# [GIVEN TASK]
Restate the entries word for word, omitting nothing.

# [INFORMATION SUPPLIED]
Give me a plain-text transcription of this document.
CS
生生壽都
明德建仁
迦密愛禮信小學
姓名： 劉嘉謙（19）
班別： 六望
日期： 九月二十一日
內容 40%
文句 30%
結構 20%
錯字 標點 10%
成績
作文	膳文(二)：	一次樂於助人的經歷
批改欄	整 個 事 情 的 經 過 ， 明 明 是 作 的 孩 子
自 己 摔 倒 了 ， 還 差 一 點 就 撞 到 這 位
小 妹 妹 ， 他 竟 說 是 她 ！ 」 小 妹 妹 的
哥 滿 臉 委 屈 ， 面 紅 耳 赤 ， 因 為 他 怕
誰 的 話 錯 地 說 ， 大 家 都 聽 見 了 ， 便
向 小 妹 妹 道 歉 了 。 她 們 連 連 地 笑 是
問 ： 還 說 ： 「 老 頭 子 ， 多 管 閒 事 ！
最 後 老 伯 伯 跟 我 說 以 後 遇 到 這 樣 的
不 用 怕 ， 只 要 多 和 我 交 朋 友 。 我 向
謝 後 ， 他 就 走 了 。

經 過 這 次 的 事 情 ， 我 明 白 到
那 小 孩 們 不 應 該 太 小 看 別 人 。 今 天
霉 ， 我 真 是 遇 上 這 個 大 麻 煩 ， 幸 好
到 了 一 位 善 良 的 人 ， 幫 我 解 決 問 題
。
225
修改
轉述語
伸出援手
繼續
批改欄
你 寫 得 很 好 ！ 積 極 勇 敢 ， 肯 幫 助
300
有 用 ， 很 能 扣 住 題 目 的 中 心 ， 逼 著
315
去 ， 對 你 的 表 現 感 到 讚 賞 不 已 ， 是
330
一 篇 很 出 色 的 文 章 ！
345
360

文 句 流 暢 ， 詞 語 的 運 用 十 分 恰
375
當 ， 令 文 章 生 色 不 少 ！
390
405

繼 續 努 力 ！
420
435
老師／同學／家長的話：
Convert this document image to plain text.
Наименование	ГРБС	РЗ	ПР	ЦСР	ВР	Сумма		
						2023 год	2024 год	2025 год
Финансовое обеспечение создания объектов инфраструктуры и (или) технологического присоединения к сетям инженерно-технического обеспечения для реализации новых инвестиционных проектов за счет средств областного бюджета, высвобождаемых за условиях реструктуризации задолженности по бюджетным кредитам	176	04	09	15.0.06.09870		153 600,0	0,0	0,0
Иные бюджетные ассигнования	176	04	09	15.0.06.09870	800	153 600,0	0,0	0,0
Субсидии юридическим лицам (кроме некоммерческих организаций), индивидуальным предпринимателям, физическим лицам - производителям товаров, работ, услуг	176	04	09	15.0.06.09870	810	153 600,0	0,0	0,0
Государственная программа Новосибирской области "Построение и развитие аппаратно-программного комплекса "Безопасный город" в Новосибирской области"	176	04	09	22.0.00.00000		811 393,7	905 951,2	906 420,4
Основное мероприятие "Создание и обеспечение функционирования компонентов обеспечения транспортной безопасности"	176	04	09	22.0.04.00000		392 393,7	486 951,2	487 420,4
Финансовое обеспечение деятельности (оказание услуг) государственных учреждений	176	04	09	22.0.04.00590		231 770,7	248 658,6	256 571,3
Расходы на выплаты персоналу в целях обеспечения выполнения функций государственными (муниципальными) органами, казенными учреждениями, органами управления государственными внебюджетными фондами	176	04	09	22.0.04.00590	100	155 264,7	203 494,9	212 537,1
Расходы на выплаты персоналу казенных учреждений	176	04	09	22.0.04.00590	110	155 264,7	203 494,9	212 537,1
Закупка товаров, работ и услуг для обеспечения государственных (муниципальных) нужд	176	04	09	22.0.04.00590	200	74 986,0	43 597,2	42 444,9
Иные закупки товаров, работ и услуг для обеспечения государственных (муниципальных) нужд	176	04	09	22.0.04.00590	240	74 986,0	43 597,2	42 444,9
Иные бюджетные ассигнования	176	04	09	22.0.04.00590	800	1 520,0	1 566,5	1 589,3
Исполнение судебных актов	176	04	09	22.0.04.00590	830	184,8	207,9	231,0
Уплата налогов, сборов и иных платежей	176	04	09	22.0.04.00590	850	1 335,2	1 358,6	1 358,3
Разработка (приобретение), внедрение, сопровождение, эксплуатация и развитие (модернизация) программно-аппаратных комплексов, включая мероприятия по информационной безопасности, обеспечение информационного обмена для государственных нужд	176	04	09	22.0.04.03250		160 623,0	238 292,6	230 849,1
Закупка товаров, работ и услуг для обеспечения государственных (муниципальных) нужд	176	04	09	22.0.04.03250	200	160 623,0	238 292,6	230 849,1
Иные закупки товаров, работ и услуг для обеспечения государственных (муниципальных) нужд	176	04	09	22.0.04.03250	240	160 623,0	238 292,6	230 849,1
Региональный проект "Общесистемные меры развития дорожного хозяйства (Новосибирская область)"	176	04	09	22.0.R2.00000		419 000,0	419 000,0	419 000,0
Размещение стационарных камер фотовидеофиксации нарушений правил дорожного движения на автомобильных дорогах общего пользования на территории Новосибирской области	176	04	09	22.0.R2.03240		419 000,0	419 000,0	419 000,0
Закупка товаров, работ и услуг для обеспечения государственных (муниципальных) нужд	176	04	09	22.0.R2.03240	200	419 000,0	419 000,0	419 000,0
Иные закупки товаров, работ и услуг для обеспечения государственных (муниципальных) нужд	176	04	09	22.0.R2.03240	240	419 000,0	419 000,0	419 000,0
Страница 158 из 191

# [RESPONSE TO THE TASK]
Give me a plain-text transcription of this document.
CS
生生壽都
明德建仁
迦密愛禮信小學
姓名： 劉嘉謙（19）
班別： 六望
日期： 九月二十一日
內容 40%
文句 30%
結構 20%
錯字 標點 10%
成績
作文	膳文(二)：	一次樂於助人的經歷
批改欄	整 個 事 情 的 經 過 ， 明 明 是 作 的 孩 子
自 己 摔 倒 了 ， 還 差 一 點 就 撞 到 這 位
小 妹 妹 ， 他 竟 說 是 她 ！ 」 小 妹 妹 的
哥 滿 臉 委 屈 ， 面 紅 耳 赤 ， 因 為 他 怕
誰 的 話 錯 地 說 ， 大 家 都 聽 見 了 ， 便
向 小 妹 妹 道 歉 了 。 她 們 連 連 地 笑 是
問 ： 還 說 ： 「 老 頭 子 ， 多 管 閒 事 ！
最 後 老 伯 伯 跟 我 說 以 後 遇 到 這 樣 的
不 用 怕 ， 只 要 多 和 我 交 朋 友 。 我 向
謝 後 ， 他 就 走 了 。

經 過 這 次 的 事 情 ， 我 明 白 到
那 小 孩 們 不 應 該 太 小 看 別 人 。 今 天
霉 ， 我 真 是 遇 上 這 個 大 麻 煩 ， 幸 好
到 了 一 位 善 良 的 人 ， 幫 我 解 決 問 題
。
225
修改
轉述語
伸出援手
繼續
批改欄
你 寫 得 很 好 ！ 積 極 勇 敢 ， 肯 幫 助
300
有 用 ， 很 能 扣 住 題 目 的 中 心 ， 逼 著
315
去 ， 對 你 的 表 現 感 到 讚 賞 不 已 ， 是
330
一 篇 很 出 色 的 文 章 ！
345
360

文 句 流 暢 ， 詞 語 的 運 用 十 分 恰
375
當 ， 令 文 章 生 色 不 少 ！
390
405

繼 續 努 力 ！
420
435
老師／同學／家長的話：
Convert this document image to plain text.
Наименование	ГРБС	РЗ	ПР	ЦСР	ВР	Сумма		
						2023 год	2024 год	2025 год
Финансовое обеспечение создания объектов инфраструктуры и (или) технологического присоединения к сетям инженерно-технического обеспечения для реализации новых инвестиционных проектов за счет средств областного бюджета, высвобождаемых за условиях реструктуризации задолженности по бюджетным кредитам	176	04	09	15.0.06.09870		153 600,0	0,0	0,0
Иные бюджетные ассигнования	176	04	09	15.0.06.09870	800	153 600,0	0,0	0,0
Субсидии юридическим лицам (кроме некоммерческих организаций), индивидуальным предпринимателям, физическим лицам - производителям товаров, работ, услуг	176	04	09	15.0.06.09870	810	153 600,0	0,0	0,0
Государственная программа Новосибирской области "Построение и развитие аппаратно-программного комплекса "Безопасный город" в Новосибирской области"	176	04	09	22.0.00.00000		811 393,7	905 951,2	906 420,4
Основное мероприятие "Создание и обеспечение функционирования компонентов обеспечения транспортной безопасности"	176	04	09	22.0.04.00000		392 393,7	486 951,2	487 420,4
Финансовое обеспечение деятельности (оказание услуг) государственных учреждений	176	04	09	22.0.04.00590		231 770,7	248 658,6	256 571,3
Расходы на выплаты персоналу в целях обеспечения выполнения функций государственными (муниципальными) органами, казенными учреждениями, органами управления государственными внебюджетными фондами	176	04	09	22.0.04.00590	100	155 264,7	203 494,9	212 537,1
Расходы на выплаты персоналу казенных учреждений	176	04	09	22.0.04.00590	110	155 264,7	203 494,9	212 537,1
Закупка товаров, работ и услуг для обеспечения государственных (муниципальных) нужд	176	04	09	22.0.04.00590	200	74 986,0	43 597,2	42 444,9
Иные закупки товаров, работ и услуг для обеспечения государственных (муниципальных) нужд	176	04	09	22.0.04.00590	240	74 986,0	43 597,2	42 444,9
Иные бюджетные ассигнования	176	04	09	22.0.04.00590	800	1 520,0	1 566,5	1 589,3
Исполнение судебных актов	176	04	09	22.0.04.00590	830	184,8	207,9	231,0
Уплата налогов, сборов и иных платежей	176	04	09	22.0.04.00590	850	1 335,2	1 358,6	1 358,3
Разработка (приобретение), внедрение, сопровождение, эксплуатация и развитие (модернизация) программно-аппаратных комплексов, включая мероприятия по информационной безопасности, обеспечение информационного обмена для государственных нужд	176	04	09	22.0.04.03250		160 623,0	238 292,6	230 849,1
Закупка товаров, работ и услуг для обеспечения государственных (муниципальных) нужд	176	04	09	22.0.04.03250	200	160 623,0	238 292,6	230 849,1
Иные закупки товаров, работ и услуг для обеспечения государственных (муниципальных) нужд	176	04	09	22.0.04.03250	240	160 623,0	238 292,6	230 849,1
Региональный проект "Общесистемные меры развития дорожного хозяйства (Новосибирская область)"	176	04	09	22.0.R2.00000		419 000,0	419 000,0	419 000,0
Размещение стационарных камер фотовидеофиксации нарушений правил дорожного движения на автомобильных дорогах общего пользования на территории Новосибирской области	176	04	09	22.0.R2.03240		419 000,0	419 000,0	419 000,0
Закупка товаров, работ и услуг для обеспечения государственных (муниципальных) нужд	176	04	09	22.0.R2.03240	200	419 000,0	419 000,0	419 000,0
Иные закупки товаров, работ и услуг для обеспечения государственных (муниципальных) нужд	176	04	09	22.0.R2.03240	240	419 000,0	419 000,0	419 000,0
Страница 158 из 191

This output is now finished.